Data:

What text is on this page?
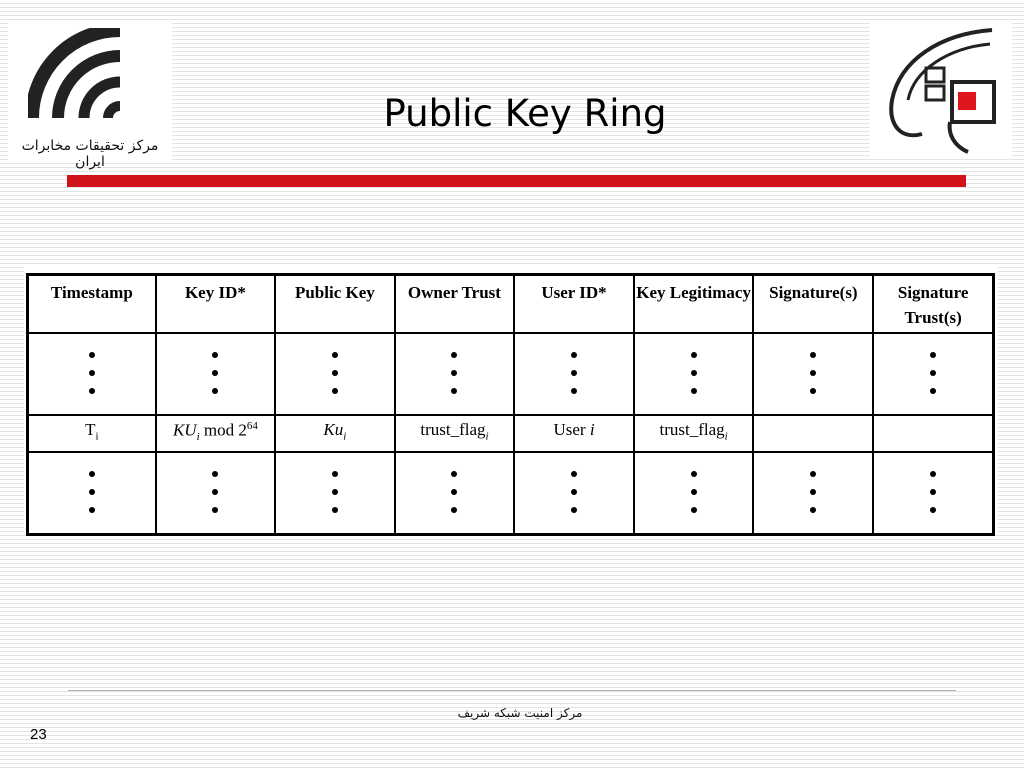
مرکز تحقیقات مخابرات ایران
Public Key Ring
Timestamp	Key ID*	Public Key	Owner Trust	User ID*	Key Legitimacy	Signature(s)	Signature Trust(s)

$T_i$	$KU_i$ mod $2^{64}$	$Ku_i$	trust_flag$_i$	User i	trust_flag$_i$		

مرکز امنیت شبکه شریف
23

What the exercise asks: Would you return the data exactly as written, without the pictures?

The answer:
What text is on this page?
مرکز تحقیقات مخابرات ایران
Public Key Ring
Timestamp	Key ID*	Public Key	Owner Trust	User ID*	Key Legitimacy	Signature(s)	Signature Trust(s)

$T_i$	$KU_i$ mod $2^{64}$	$Ku_i$	trust_flag$_i$	User i	trust_flag$_i$		

مرکز امنیت شبکه شریف
23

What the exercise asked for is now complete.